• BRIEF: Return the listing below unchanged, minus its pictures.

• MATERIAL FOR THE TASK:
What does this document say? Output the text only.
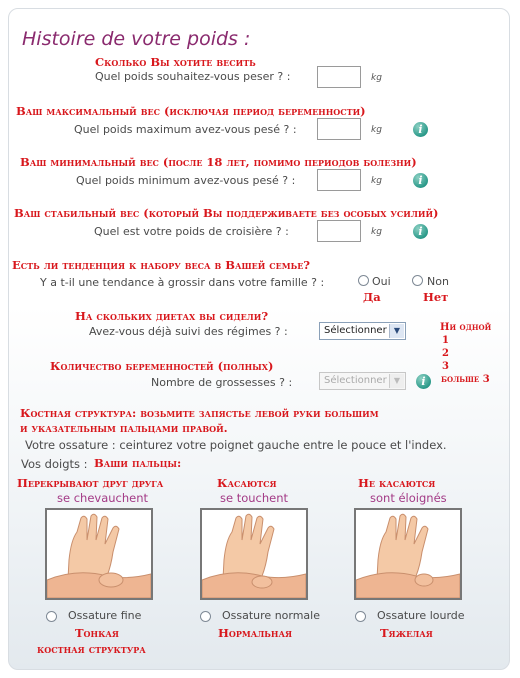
Histoire de votre poids :
Сколько Вы хотите весить
Quel poids souhaitez-vous peser ? :	kg
Ваш максимальный вес (исключая период беременности)
Quel poids maximum avez-vous pesé ? :	kg	i
Ваш минимальный вес (после 18 лет, помимо периодов болезни)
Quel poids minimum avez-vous pesé ? :	kg	i
Ваш стабильный вес (который Вы поддерживаете без особых усилий)
Quel est votre poids de croisière ? :	kg	i
Есть ли тенденция к набору веса в Вашей семье?
Y a t-il une tendance à grossir dans votre famille ? :	Oui	Non
Да	Нет
На скольких диетах вы сидели?
Avez-vous déjà suivi des régimes ? :	Sélectionner ▼	Ни одной
1
2
3
больше 3
Количество беременностей (полных)
Nombre de grossesses ? :	Sélectionner ▼	i
Костная структура: возьмите запястье левой руки большим
и указательным пальцами правой.
Votre ossature : ceinturez votre poignet gauche entre le pouce et l'index.
Vos doigts : Ваши пальцы:
Перекрывают друг друга
se chevauchent
Ossature fine
Тонкая
костная структура
Касаются
se touchent
Ossature normale
Нормальная
Не касаются
sont éloignés
Ossature lourde
Тяжелая
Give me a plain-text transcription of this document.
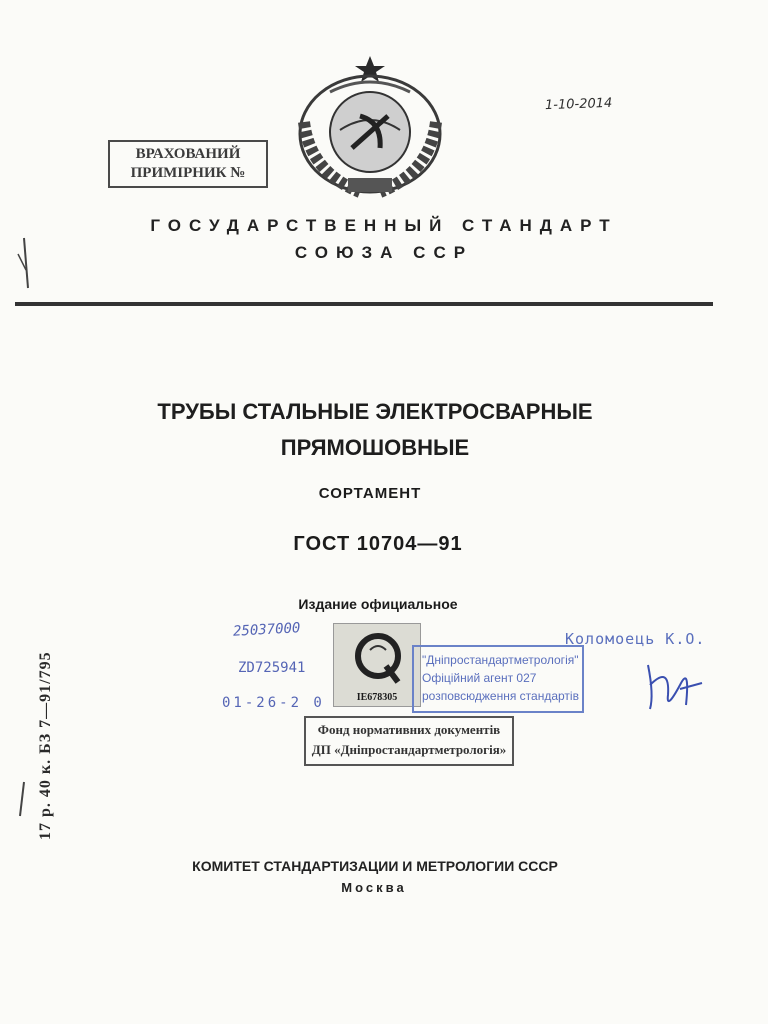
ВРАХОВАНИЙ
ПРИМІРНИК №
1-10-2014
ГОСУДАРСТВЕННЫЙ СТАНДАРТ
СОЮЗА ССР
ТРУБЫ СТАЛЬНЫЕ ЭЛЕКТРОСВАРНЫЕ
ПРЯМОШОВНЫЕ
СОРТАМЕНТ
ГОСТ 10704—91
Издание официальное
25037000
ZD725941
01-26-2 0	IE678305
"Дніпростандартметрологія"
Офіційний агент 027
розповсюдження стандартів
Коломоець К.О.
Фонд нормативних документів
ДП «Дніпростандартметрологія»
17 р. 40 к. БЗ 7—91/795
КОМИТЕТ СТАНДАРТИЗАЦИИ И МЕТРОЛОГИИ СССР
Москва
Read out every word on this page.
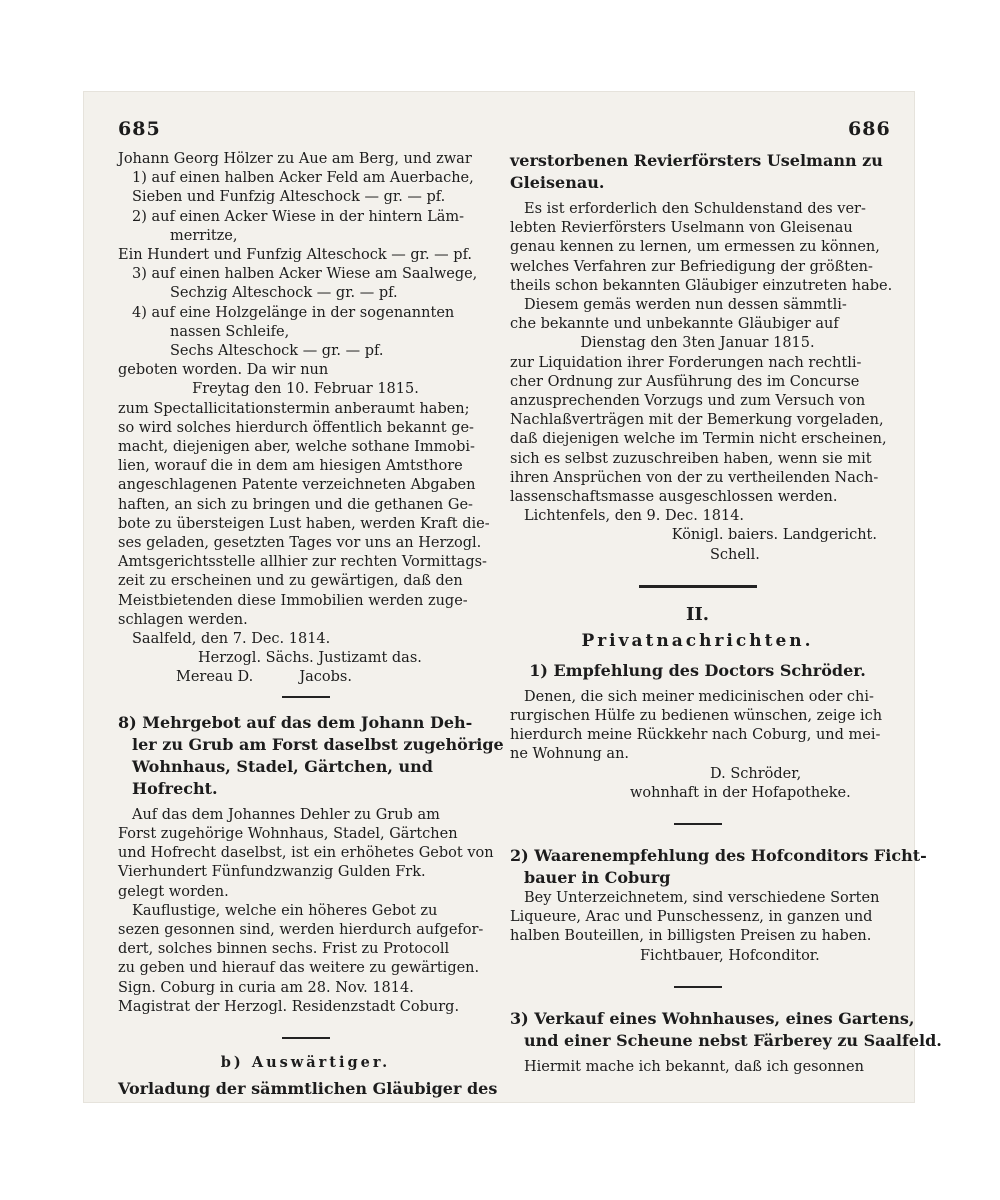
685	686
Johann Georg Hölzer zu Aue am Berg, und zwar
1) auf einen halben Acker Feld am Auerbache,
Sieben und Funfzig Alteschock — gr. — pf.
2) auf einen Acker Wiese in der hintern Läm-
merritze,
Ein Hundert und Funfzig Alteschock — gr. — pf.
3) auf einen halben Acker Wiese am Saalwege,
Sechzig Alteschock — gr. — pf.
4) auf eine Holzgelänge in der sogenannten
nassen Schleife,
Sechs Alteschock — gr. — pf.
geboten worden. Da wir nun
Freytag den 10. Februar 1815.
zum Spectallicitationstermin anberaumt haben;
so wird solches hierdurch öffentlich bekannt ge-
macht, diejenigen aber, welche sothane Immobi-
lien, worauf die in dem am hiesigen Amtsthore
angeschlagenen Patente verzeichneten Abgaben
haften, an sich zu bringen und die gethanen Ge-
bote zu übersteigen Lust haben, werden Kraft die-
ses geladen, gesetzten Tages vor uns an Herzogl.
Amtsgerichtsstelle allhier zur rechten Vormittags-
zeit zu erscheinen und zu gewärtigen, daß den
Meistbietenden diese Immobilien werden zuge-
schlagen werden.
Saalfeld, den 7. Dec. 1814.
Herzogl. Sächs. Justizamt das.
Mereau D.          Jacobs.
8) Mehrgebot auf das dem Johann Deh-
ler zu Grub am Forst daselbst zugehörige
Wohnhaus, Stadel, Gärtchen, und
Hofrecht.
Auf das dem Johannes Dehler zu Grub am
Forst zugehörige Wohnhaus, Stadel, Gärtchen
und Hofrecht daselbst, ist ein erhöhetes Gebot von
Vierhundert Fünfundzwanzig Gulden Frk.
gelegt worden.
Kauflustige, welche ein höheres Gebot zu
sezen gesonnen sind, werden hierdurch aufgefor-
dert, solches binnen sechs. Frist zu Protocoll
zu geben und hierauf das weitere zu gewärtigen.
Sign. Coburg in curia am 28. Nov. 1814.
Magistrat der Herzogl. Residenzstadt Coburg.
b) Auswärtiger.
Vorladung der sämmtlichen Gläubiger des
verstorbenen Revierförsters Uselmann zu
Gleisenau.
Es ist erforderlich den Schuldenstand des ver-
lebten Revierförsters Uselmann von Gleisenau
genau kennen zu lernen, um ermessen zu können,
welches Verfahren zur Befriedigung der größten-
theils schon bekannten Gläubiger einzutreten habe.
Diesem gemäs werden nun dessen sämmtli-
che bekannte und unbekannte Gläubiger auf
Dienstag den 3ten Januar 1815.
zur Liquidation ihrer Forderungen nach rechtli-
cher Ordnung zur Ausführung des im Concurse
anzusprechenden Vorzugs und zum Versuch von
Nachlaßverträgen mit der Bemerkung vorgeladen,
daß diejenigen welche im Termin nicht erscheinen,
sich es selbst zuzuschreiben haben, wenn sie mit
ihren Ansprüchen von der zu vertheilenden Nach-
lassenschaftsmasse ausgeschlossen werden.
Lichtenfels, den 9. Dec. 1814.
Königl. baiers. Landgericht.
Schell.
II.
Privatnachrichten.
1) Empfehlung des Doctors Schröder.
Denen, die sich meiner medicinischen oder chi-
rurgischen Hülfe zu bedienen wünschen, zeige ich
hierdurch meine Rückkehr nach Coburg, und mei-
ne Wohnung an.
D. Schröder,
wohnhaft in der Hofapotheke.
2) Waarenempfehlung des Hofconditors Ficht-
bauer in Coburg
Bey Unterzeichnetem, sind verschiedene Sorten
Liqueure, Arac und Punschessenz, in ganzen und
halben Bouteillen, in billigsten Preisen zu haben.
Fichtbauer, Hofconditor.
3) Verkauf eines Wohnhauses, eines Gartens,
und einer Scheune nebst Färberey zu Saalfeld.
Hiermit mache ich bekannt, daß ich gesonnen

• RESPONSE:
What does this document say? Output the text only.
Histoire de votre poids :
Сколько Вы хотите весить
Quel poids souhaitez-vous peser ? :	kg
Ваш максимальный вес (исключая период беременности)
Quel poids maximum avez-vous pesé ? :	kg	i
Ваш минимальный вес (после 18 лет, помимо периодов болезни)
Quel poids minimum avez-vous pesé ? :	kg	i
Ваш стабильный вес (который Вы поддерживаете без особых усилий)
Quel est votre poids de croisière ? :	kg	i
Есть ли тенденция к набору веса в Вашей семье?
Y a t-il une tendance à grossir dans votre famille ? :	Oui	Non
Да	Нет
На скольких диетах вы сидели?
Avez-vous déjà suivi des régimes ? :	Sélectionner ▼	Ни одной
1
2
3
больше 3
Количество беременностей (полных)
Nombre de grossesses ? :	Sélectionner ▼	i
Костная структура: возьмите запястье левой руки большим
и указательным пальцами правой.
Votre ossature : ceinturez votre poignet gauche entre le pouce et l'index.
Vos doigts : Ваши пальцы:
Перекрывают друг друга
se chevauchent
Ossature fine
Тонкая
костная структура
Касаются
se touchent
Ossature normale
Нормальная
Не касаются
sont éloignés
Ossature lourde
Тяжелая
Give me a plain-text transcription of this document.
ВРАХОВАНИЙ
ПРИМІРНИК №
1-10-2014
ГОСУДАРСТВЕННЫЙ СТАНДАРТ
СОЮЗА ССР
ТРУБЫ СТАЛЬНЫЕ ЭЛЕКТРОСВАРНЫЕ
ПРЯМОШОВНЫЕ
СОРТАМЕНТ
ГОСТ 10704—91
Издание официальное
25037000
ZD725941
01-26-2 0	IE678305
"Дніпростандартметрологія"
Офіційний агент 027
розповсюдження стандартів
Коломоець К.О.
Фонд нормативних документів
ДП «Дніпростандартметрологія»
17 р. 40 к. БЗ 7—91/795
КОМИТЕТ СТАНДАРТИЗАЦИИ И МЕТРОЛОГИИ СССР
Москва
Read out every word on this page.
685	686
Johann Georg Hölzer zu Aue am Berg, und zwar
1) auf einen halben Acker Feld am Auerbache,
Sieben und Funfzig Alteschock — gr. — pf.
2) auf einen Acker Wiese in der hintern Läm-
merritze,
Ein Hundert und Funfzig Alteschock — gr. — pf.
3) auf einen halben Acker Wiese am Saalwege,
Sechzig Alteschock — gr. — pf.
4) auf eine Holzgelänge in der sogenannten
nassen Schleife,
Sechs Alteschock — gr. — pf.
geboten worden. Da wir nun
Freytag den 10. Februar 1815.
zum Spectallicitationstermin anberaumt haben;
so wird solches hierdurch öffentlich bekannt ge-
macht, diejenigen aber, welche sothane Immobi-
lien, worauf die in dem am hiesigen Amtsthore
angeschlagenen Patente verzeichneten Abgaben
haften, an sich zu bringen und die gethanen Ge-
bote zu übersteigen Lust haben, werden Kraft die-
ses geladen, gesetzten Tages vor uns an Herzogl.
Amtsgerichtsstelle allhier zur rechten Vormittags-
zeit zu erscheinen und zu gewärtigen, daß den
Meistbietenden diese Immobilien werden zuge-
schlagen werden.
Saalfeld, den 7. Dec. 1814.
Herzogl. Sächs. Justizamt das.
Mereau D.          Jacobs.
8) Mehrgebot auf das dem Johann Deh-
ler zu Grub am Forst daselbst zugehörige
Wohnhaus, Stadel, Gärtchen, und
Hofrecht.
Auf das dem Johannes Dehler zu Grub am
Forst zugehörige Wohnhaus, Stadel, Gärtchen
und Hofrecht daselbst, ist ein erhöhetes Gebot von
Vierhundert Fünfundzwanzig Gulden Frk.
gelegt worden.
Kauflustige, welche ein höheres Gebot zu
sezen gesonnen sind, werden hierdurch aufgefor-
dert, solches binnen sechs. Frist zu Protocoll
zu geben und hierauf das weitere zu gewärtigen.
Sign. Coburg in curia am 28. Nov. 1814.
Magistrat der Herzogl. Residenzstadt Coburg.
b) Auswärtiger.
Vorladung der sämmtlichen Gläubiger des
verstorbenen Revierförsters Uselmann zu
Gleisenau.
Es ist erforderlich den Schuldenstand des ver-
lebten Revierförsters Uselmann von Gleisenau
genau kennen zu lernen, um ermessen zu können,
welches Verfahren zur Befriedigung der größten-
theils schon bekannten Gläubiger einzutreten habe.
Diesem gemäs werden nun dessen sämmtli-
che bekannte und unbekannte Gläubiger auf
Dienstag den 3ten Januar 1815.
zur Liquidation ihrer Forderungen nach rechtli-
cher Ordnung zur Ausführung des im Concurse
anzusprechenden Vorzugs und zum Versuch von
Nachlaßverträgen mit der Bemerkung vorgeladen,
daß diejenigen welche im Termin nicht erscheinen,
sich es selbst zuzuschreiben haben, wenn sie mit
ihren Ansprüchen von der zu vertheilenden Nach-
lassenschaftsmasse ausgeschlossen werden.
Lichtenfels, den 9. Dec. 1814.
Königl. baiers. Landgericht.
Schell.
II.
Privatnachrichten.
1) Empfehlung des Doctors Schröder.
Denen, die sich meiner medicinischen oder chi-
rurgischen Hülfe zu bedienen wünschen, zeige ich
hierdurch meine Rückkehr nach Coburg, und mei-
ne Wohnung an.
D. Schröder,
wohnhaft in der Hofapotheke.
2) Waarenempfehlung des Hofconditors Ficht-
bauer in Coburg
Bey Unterzeichnetem, sind verschiedene Sorten
Liqueure, Arac und Punschessenz, in ganzen und
halben Bouteillen, in billigsten Preisen zu haben.
Fichtbauer, Hofconditor.
3) Verkauf eines Wohnhauses, eines Gartens,
und einer Scheune nebst Färberey zu Saalfeld.
Hiermit mache ich bekannt, daß ich gesonnen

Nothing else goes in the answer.